[start]

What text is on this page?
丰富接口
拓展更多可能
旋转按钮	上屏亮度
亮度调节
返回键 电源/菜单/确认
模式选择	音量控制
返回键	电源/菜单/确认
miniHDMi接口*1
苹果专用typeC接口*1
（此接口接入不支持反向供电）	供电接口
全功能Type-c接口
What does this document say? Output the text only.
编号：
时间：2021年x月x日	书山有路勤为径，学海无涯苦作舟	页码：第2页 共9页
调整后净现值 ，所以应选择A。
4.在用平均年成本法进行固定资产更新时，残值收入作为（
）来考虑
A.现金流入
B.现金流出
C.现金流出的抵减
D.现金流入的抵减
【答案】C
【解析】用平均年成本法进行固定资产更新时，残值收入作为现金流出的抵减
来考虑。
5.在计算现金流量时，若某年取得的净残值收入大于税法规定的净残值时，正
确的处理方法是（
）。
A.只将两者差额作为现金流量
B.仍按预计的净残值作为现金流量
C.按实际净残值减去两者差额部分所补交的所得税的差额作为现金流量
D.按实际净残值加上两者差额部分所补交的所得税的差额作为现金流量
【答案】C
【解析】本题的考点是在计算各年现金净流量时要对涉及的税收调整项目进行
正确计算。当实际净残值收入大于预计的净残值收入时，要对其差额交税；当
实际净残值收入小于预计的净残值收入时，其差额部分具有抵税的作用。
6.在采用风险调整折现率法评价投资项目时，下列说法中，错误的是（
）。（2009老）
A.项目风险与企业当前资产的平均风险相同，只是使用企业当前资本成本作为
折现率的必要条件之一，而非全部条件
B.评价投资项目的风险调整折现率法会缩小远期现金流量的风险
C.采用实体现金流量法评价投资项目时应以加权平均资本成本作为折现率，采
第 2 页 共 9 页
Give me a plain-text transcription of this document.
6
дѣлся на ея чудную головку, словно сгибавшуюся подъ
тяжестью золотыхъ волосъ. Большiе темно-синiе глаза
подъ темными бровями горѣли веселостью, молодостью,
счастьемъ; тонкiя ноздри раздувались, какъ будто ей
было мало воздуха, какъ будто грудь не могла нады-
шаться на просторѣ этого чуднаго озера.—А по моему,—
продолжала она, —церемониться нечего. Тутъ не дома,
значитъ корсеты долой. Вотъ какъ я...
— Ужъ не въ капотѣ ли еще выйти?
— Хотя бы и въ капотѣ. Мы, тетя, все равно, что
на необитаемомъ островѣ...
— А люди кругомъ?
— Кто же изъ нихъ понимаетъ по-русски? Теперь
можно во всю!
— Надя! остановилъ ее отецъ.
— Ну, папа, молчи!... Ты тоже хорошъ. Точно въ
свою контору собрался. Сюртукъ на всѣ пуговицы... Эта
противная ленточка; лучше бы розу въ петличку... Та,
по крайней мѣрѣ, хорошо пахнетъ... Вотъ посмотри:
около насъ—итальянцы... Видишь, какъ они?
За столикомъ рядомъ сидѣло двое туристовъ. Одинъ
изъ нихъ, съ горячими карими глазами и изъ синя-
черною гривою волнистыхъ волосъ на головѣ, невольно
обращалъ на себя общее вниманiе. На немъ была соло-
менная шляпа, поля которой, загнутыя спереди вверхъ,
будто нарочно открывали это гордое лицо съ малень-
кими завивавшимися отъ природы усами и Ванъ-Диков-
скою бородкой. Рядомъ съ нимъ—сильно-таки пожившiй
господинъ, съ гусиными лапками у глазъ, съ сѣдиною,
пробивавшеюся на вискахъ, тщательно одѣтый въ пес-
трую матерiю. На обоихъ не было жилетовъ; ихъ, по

[end]

**REQUIREMENT:**
Print the material verbatim, all of it.

**SOLUTION:**
What text is on this page?
丰富接口
拓展更多可能
旋转按钮	上屏亮度
亮度调节
返回键 电源/菜单/确认
模式选择	音量控制
返回键	电源/菜单/确认
miniHDMi接口*1
苹果专用typeC接口*1
（此接口接入不支持反向供电）	供电接口
全功能Type-c接口
What does this document say? Output the text only.
编号：
时间：2021年x月x日	书山有路勤为径，学海无涯苦作舟	页码：第2页 共9页
调整后净现值 ，所以应选择A。
4.在用平均年成本法进行固定资产更新时，残值收入作为（
）来考虑
A.现金流入
B.现金流出
C.现金流出的抵减
D.现金流入的抵减
【答案】C
【解析】用平均年成本法进行固定资产更新时，残值收入作为现金流出的抵减
来考虑。
5.在计算现金流量时，若某年取得的净残值收入大于税法规定的净残值时，正
确的处理方法是（
）。
A.只将两者差额作为现金流量
B.仍按预计的净残值作为现金流量
C.按实际净残值减去两者差额部分所补交的所得税的差额作为现金流量
D.按实际净残值加上两者差额部分所补交的所得税的差额作为现金流量
【答案】C
【解析】本题的考点是在计算各年现金净流量时要对涉及的税收调整项目进行
正确计算。当实际净残值收入大于预计的净残值收入时，要对其差额交税；当
实际净残值收入小于预计的净残值收入时，其差额部分具有抵税的作用。
6.在采用风险调整折现率法评价投资项目时，下列说法中，错误的是（
）。（2009老）
A.项目风险与企业当前资产的平均风险相同，只是使用企业当前资本成本作为
折现率的必要条件之一，而非全部条件
B.评价投资项目的风险调整折现率法会缩小远期现金流量的风险
C.采用实体现金流量法评价投资项目时应以加权平均资本成本作为折现率，采
第 2 页 共 9 页
Give me a plain-text transcription of this document.
6
дѣлся на ея чудную головку, словно сгибавшуюся подъ
тяжестью золотыхъ волосъ. Большiе темно-синiе глаза
подъ темными бровями горѣли веселостью, молодостью,
счастьемъ; тонкiя ноздри раздувались, какъ будто ей
было мало воздуха, какъ будто грудь не могла нады-
шаться на просторѣ этого чуднаго озера.—А по моему,—
продолжала она, —церемониться нечего. Тутъ не дома,
значитъ корсеты долой. Вотъ какъ я...
— Ужъ не въ капотѣ ли еще выйти?
— Хотя бы и въ капотѣ. Мы, тетя, все равно, что
на необитаемомъ островѣ...
— А люди кругомъ?
— Кто же изъ нихъ понимаетъ по-русски? Теперь
можно во всю!
— Надя! остановилъ ее отецъ.
— Ну, папа, молчи!... Ты тоже хорошъ. Точно въ
свою контору собрался. Сюртукъ на всѣ пуговицы... Эта
противная ленточка; лучше бы розу въ петличку... Та,
по крайней мѣрѣ, хорошо пахнетъ... Вотъ посмотри:
около насъ—итальянцы... Видишь, какъ они?
За столикомъ рядомъ сидѣло двое туристовъ. Одинъ
изъ нихъ, съ горячими карими глазами и изъ синя-
черною гривою волнистыхъ волосъ на головѣ, невольно
обращалъ на себя общее вниманiе. На немъ была соло-
менная шляпа, поля которой, загнутыя спереди вверхъ,
будто нарочно открывали это гордое лицо съ малень-
кими завивавшимися отъ природы усами и Ванъ-Диков-
скою бородкой. Рядомъ съ нимъ—сильно-таки пожившiй
господинъ, съ гусиными лапками у глазъ, съ сѣдиною,
пробивавшеюся на вискахъ, тщательно одѣтый въ пес-
трую матерiю. На обоихъ не было жилетовъ; ихъ, по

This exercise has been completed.